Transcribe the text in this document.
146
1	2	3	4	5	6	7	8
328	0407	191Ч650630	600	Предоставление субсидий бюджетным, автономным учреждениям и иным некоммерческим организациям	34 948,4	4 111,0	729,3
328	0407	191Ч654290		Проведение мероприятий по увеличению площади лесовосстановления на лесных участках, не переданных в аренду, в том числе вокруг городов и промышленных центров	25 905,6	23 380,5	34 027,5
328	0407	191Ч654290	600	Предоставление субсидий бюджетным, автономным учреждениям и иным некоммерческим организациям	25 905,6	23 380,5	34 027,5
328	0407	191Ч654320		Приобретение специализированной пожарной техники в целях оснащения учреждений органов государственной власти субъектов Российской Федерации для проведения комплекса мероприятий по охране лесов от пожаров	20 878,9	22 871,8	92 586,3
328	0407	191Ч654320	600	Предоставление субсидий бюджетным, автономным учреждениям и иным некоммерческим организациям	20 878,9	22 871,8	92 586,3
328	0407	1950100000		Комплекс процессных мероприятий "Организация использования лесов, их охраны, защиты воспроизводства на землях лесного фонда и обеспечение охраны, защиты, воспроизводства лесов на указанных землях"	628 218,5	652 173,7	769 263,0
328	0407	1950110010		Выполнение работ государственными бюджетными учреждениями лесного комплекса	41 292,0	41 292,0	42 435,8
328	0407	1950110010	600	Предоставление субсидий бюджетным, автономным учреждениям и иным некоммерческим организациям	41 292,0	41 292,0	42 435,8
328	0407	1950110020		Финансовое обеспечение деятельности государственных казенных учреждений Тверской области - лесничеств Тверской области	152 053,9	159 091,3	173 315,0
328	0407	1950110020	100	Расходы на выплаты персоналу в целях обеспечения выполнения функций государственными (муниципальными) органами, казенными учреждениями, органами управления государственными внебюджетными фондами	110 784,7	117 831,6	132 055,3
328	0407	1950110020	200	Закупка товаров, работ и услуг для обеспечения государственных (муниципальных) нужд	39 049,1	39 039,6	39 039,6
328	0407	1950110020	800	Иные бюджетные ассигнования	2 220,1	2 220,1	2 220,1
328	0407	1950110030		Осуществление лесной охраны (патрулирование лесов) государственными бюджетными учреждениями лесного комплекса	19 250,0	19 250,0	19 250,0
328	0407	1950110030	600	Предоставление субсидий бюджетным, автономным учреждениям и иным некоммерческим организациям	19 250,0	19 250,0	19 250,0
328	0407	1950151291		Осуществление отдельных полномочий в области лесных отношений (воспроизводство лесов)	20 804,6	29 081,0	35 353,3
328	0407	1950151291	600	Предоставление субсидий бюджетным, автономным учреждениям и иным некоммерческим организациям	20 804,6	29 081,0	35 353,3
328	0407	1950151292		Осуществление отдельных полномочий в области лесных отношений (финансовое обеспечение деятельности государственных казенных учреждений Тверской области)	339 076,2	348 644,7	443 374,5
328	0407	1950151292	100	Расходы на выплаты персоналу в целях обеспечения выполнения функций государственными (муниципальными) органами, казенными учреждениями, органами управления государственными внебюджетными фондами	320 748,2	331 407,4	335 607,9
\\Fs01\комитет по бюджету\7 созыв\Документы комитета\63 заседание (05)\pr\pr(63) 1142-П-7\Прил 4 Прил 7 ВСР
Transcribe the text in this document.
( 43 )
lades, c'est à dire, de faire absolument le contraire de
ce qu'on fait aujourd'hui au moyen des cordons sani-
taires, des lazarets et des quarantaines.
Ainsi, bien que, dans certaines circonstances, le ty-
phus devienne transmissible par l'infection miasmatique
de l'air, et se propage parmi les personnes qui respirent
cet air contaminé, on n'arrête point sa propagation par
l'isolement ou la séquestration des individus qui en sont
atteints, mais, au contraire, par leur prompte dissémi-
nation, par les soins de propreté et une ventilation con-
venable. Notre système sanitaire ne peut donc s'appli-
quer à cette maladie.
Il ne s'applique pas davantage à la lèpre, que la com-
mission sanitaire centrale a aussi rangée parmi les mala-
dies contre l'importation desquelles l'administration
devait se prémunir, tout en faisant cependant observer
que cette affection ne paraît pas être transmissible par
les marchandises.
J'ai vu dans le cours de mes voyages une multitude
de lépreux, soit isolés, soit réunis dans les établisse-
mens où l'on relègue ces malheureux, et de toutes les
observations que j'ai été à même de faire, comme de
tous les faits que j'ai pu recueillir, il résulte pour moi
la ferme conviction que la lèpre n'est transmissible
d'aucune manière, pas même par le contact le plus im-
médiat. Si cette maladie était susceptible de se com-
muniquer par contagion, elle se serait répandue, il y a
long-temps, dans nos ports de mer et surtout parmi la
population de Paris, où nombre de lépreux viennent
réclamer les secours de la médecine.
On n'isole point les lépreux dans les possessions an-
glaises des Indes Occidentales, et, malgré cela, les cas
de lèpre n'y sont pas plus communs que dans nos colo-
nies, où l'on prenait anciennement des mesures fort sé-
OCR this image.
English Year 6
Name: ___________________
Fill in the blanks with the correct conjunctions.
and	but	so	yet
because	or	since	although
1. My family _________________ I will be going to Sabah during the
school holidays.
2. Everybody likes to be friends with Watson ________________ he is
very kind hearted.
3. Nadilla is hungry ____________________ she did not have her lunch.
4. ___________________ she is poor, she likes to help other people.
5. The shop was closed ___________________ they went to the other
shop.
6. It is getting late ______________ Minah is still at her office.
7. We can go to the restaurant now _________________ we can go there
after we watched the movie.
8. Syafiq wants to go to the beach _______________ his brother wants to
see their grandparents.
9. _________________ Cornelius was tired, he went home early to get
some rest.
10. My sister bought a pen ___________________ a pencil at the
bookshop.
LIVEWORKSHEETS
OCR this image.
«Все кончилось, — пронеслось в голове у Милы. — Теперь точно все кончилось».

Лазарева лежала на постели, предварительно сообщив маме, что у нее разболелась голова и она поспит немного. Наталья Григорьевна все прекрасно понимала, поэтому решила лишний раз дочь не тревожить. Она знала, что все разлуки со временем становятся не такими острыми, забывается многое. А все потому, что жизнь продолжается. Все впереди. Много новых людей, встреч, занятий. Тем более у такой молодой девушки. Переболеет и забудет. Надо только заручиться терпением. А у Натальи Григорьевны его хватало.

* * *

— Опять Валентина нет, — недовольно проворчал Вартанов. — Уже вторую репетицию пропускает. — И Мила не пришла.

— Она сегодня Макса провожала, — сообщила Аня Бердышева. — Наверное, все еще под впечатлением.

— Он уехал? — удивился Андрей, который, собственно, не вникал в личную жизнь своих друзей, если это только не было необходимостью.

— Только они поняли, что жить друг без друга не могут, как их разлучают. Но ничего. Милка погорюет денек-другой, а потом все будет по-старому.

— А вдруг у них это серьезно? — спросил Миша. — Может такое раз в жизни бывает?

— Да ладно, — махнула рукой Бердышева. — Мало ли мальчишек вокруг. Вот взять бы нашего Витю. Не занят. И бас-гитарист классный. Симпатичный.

________

In this exercise, repeat all entries exactly.

Transcribe the text in this document.
146
1	2	3	4	5	6	7	8
328	0407	191Ч650630	600	Предоставление субсидий бюджетным, автономным учреждениям и иным некоммерческим организациям	34 948,4	4 111,0	729,3
328	0407	191Ч654290		Проведение мероприятий по увеличению площади лесовосстановления на лесных участках, не переданных в аренду, в том числе вокруг городов и промышленных центров	25 905,6	23 380,5	34 027,5
328	0407	191Ч654290	600	Предоставление субсидий бюджетным, автономным учреждениям и иным некоммерческим организациям	25 905,6	23 380,5	34 027,5
328	0407	191Ч654320		Приобретение специализированной пожарной техники в целях оснащения учреждений органов государственной власти субъектов Российской Федерации для проведения комплекса мероприятий по охране лесов от пожаров	20 878,9	22 871,8	92 586,3
328	0407	191Ч654320	600	Предоставление субсидий бюджетным, автономным учреждениям и иным некоммерческим организациям	20 878,9	22 871,8	92 586,3
328	0407	1950100000		Комплекс процессных мероприятий "Организация использования лесов, их охраны, защиты воспроизводства на землях лесного фонда и обеспечение охраны, защиты, воспроизводства лесов на указанных землях"	628 218,5	652 173,7	769 263,0
328	0407	1950110010		Выполнение работ государственными бюджетными учреждениями лесного комплекса	41 292,0	41 292,0	42 435,8
328	0407	1950110010	600	Предоставление субсидий бюджетным, автономным учреждениям и иным некоммерческим организациям	41 292,0	41 292,0	42 435,8
328	0407	1950110020		Финансовое обеспечение деятельности государственных казенных учреждений Тверской области - лесничеств Тверской области	152 053,9	159 091,3	173 315,0
328	0407	1950110020	100	Расходы на выплаты персоналу в целях обеспечения выполнения функций государственными (муниципальными) органами, казенными учреждениями, органами управления государственными внебюджетными фондами	110 784,7	117 831,6	132 055,3
328	0407	1950110020	200	Закупка товаров, работ и услуг для обеспечения государственных (муниципальных) нужд	39 049,1	39 039,6	39 039,6
328	0407	1950110020	800	Иные бюджетные ассигнования	2 220,1	2 220,1	2 220,1
328	0407	1950110030		Осуществление лесной охраны (патрулирование лесов) государственными бюджетными учреждениями лесного комплекса	19 250,0	19 250,0	19 250,0
328	0407	1950110030	600	Предоставление субсидий бюджетным, автономным учреждениям и иным некоммерческим организациям	19 250,0	19 250,0	19 250,0
328	0407	1950151291		Осуществление отдельных полномочий в области лесных отношений (воспроизводство лесов)	20 804,6	29 081,0	35 353,3
328	0407	1950151291	600	Предоставление субсидий бюджетным, автономным учреждениям и иным некоммерческим организациям	20 804,6	29 081,0	35 353,3
328	0407	1950151292		Осуществление отдельных полномочий в области лесных отношений (финансовое обеспечение деятельности государственных казенных учреждений Тверской области)	339 076,2	348 644,7	443 374,5
328	0407	1950151292	100	Расходы на выплаты персоналу в целях обеспечения выполнения функций государственными (муниципальными) органами, казенными учреждениями, органами управления государственными внебюджетными фондами	320 748,2	331 407,4	335 607,9
\\Fs01\комитет по бюджету\7 созыв\Документы комитета\63 заседание (05)\pr\pr(63) 1142-П-7\Прил 4 Прил 7 ВСР
Transcribe the text in this document.
( 43 )
lades, c'est à dire, de faire absolument le contraire de
ce qu'on fait aujourd'hui au moyen des cordons sani-
taires, des lazarets et des quarantaines.
Ainsi, bien que, dans certaines circonstances, le ty-
phus devienne transmissible par l'infection miasmatique
de l'air, et se propage parmi les personnes qui respirent
cet air contaminé, on n'arrête point sa propagation par
l'isolement ou la séquestration des individus qui en sont
atteints, mais, au contraire, par leur prompte dissémi-
nation, par les soins de propreté et une ventilation con-
venable. Notre système sanitaire ne peut donc s'appli-
quer à cette maladie.
Il ne s'applique pas davantage à la lèpre, que la com-
mission sanitaire centrale a aussi rangée parmi les mala-
dies contre l'importation desquelles l'administration
devait se prémunir, tout en faisant cependant observer
que cette affection ne paraît pas être transmissible par
les marchandises.
J'ai vu dans le cours de mes voyages une multitude
de lépreux, soit isolés, soit réunis dans les établisse-
mens où l'on relègue ces malheureux, et de toutes les
observations que j'ai été à même de faire, comme de
tous les faits que j'ai pu recueillir, il résulte pour moi
la ferme conviction que la lèpre n'est transmissible
d'aucune manière, pas même par le contact le plus im-
médiat. Si cette maladie était susceptible de se com-
muniquer par contagion, elle se serait répandue, il y a
long-temps, dans nos ports de mer et surtout parmi la
population de Paris, où nombre de lépreux viennent
réclamer les secours de la médecine.
On n'isole point les lépreux dans les possessions an-
glaises des Indes Occidentales, et, malgré cela, les cas
de lèpre n'y sont pas plus communs que dans nos colo-
nies, où l'on prenait anciennement des mesures fort sé-
OCR this image.
English Year 6
Name: ___________________
Fill in the blanks with the correct conjunctions.
and	but	so	yet
because	or	since	although
1. My family _________________ I will be going to Sabah during the
school holidays.
2. Everybody likes to be friends with Watson ________________ he is
very kind hearted.
3. Nadilla is hungry ____________________ she did not have her lunch.
4. ___________________ she is poor, she likes to help other people.
5. The shop was closed ___________________ they went to the other
shop.
6. It is getting late ______________ Minah is still at her office.
7. We can go to the restaurant now _________________ we can go there
after we watched the movie.
8. Syafiq wants to go to the beach _______________ his brother wants to
see their grandparents.
9. _________________ Cornelius was tired, he went home early to get
some rest.
10. My sister bought a pen ___________________ a pencil at the
bookshop.
LIVEWORKSHEETS
OCR this image.
«Все кончилось, — пронеслось в голове у Милы. — Теперь точно все кончилось».

Лазарева лежала на постели, предварительно сообщив маме, что у нее разболелась голова и она поспит немного. Наталья Григорьевна все прекрасно понимала, поэтому решила лишний раз дочь не тревожить. Она знала, что все разлуки со временем становятся не такими острыми, забывается многое. А все потому, что жизнь продолжается. Все впереди. Много новых людей, встреч, занятий. Тем более у такой молодой девушки. Переболеет и забудет. Надо только заручиться терпением. А у Натальи Григорьевны его хватало.

* * *

— Опять Валентина нет, — недовольно проворчал Вартанов. — Уже вторую репетицию пропускает. — И Мила не пришла.

— Она сегодня Макса провожала, — сообщила Аня Бердышева. — Наверное, все еще под впечатлением.

— Он уехал? — удивился Андрей, который, собственно, не вникал в личную жизнь своих друзей, если это только не было необходимостью.

— Только они поняли, что жить друг без друга не могут, как их разлучают. Но ничего. Милка погорюет денек-другой, а потом все будет по-старому.

— А вдруг у них это серьезно? — спросил Миша. — Может такое раз в жизни бывает?

— Да ладно, — махнула рукой Бердышева. — Мало ли мальчишек вокруг. Вот взять бы нашего Витю. Не занят. И бас-гитарист классный. Симпатичный.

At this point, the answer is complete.